Each line below has to be set down again exactly.

Data records
———
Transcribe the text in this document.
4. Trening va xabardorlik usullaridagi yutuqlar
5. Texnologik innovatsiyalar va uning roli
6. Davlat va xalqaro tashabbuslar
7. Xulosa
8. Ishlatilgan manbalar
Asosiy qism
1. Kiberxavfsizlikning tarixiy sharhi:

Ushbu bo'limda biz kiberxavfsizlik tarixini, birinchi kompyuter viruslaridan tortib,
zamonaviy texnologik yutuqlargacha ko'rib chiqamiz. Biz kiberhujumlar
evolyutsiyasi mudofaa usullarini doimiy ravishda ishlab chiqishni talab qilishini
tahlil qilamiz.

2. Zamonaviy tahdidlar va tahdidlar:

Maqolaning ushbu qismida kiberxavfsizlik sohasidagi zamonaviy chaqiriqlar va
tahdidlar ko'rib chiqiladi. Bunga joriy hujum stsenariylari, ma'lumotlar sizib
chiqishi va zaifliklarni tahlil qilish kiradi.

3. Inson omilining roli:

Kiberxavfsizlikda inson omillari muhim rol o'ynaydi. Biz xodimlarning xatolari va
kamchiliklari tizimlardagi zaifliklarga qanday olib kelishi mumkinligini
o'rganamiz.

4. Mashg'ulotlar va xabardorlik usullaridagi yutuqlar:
———
### Answer for the task
Transcribe the text in this document.
4. Trening va xabardorlik usullaridagi yutuqlar
5. Texnologik innovatsiyalar va uning roli
6. Davlat va xalqaro tashabbuslar
7. Xulosa
8. Ishlatilgan manbalar
Asosiy qism
1. Kiberxavfsizlikning tarixiy sharhi:

Ushbu bo'limda biz kiberxavfsizlik tarixini, birinchi kompyuter viruslaridan tortib,
zamonaviy texnologik yutuqlargacha ko'rib chiqamiz. Biz kiberhujumlar
evolyutsiyasi mudofaa usullarini doimiy ravishda ishlab chiqishni talab qilishini
tahlil qilamiz.

2. Zamonaviy tahdidlar va tahdidlar:

Maqolaning ushbu qismida kiberxavfsizlik sohasidagi zamonaviy chaqiriqlar va
tahdidlar ko'rib chiqiladi. Bunga joriy hujum stsenariylari, ma'lumotlar sizib
chiqishi va zaifliklarni tahlil qilish kiradi.

3. Inson omilining roli:

Kiberxavfsizlikda inson omillari muhim rol o'ynaydi. Biz xodimlarning xatolari va
kamchiliklari tizimlardagi zaifliklarga qanday olib kelishi mumkinligini
o'rganamiz.

4. Mashg'ulotlar va xabardorlik usullaridagi yutuqlar:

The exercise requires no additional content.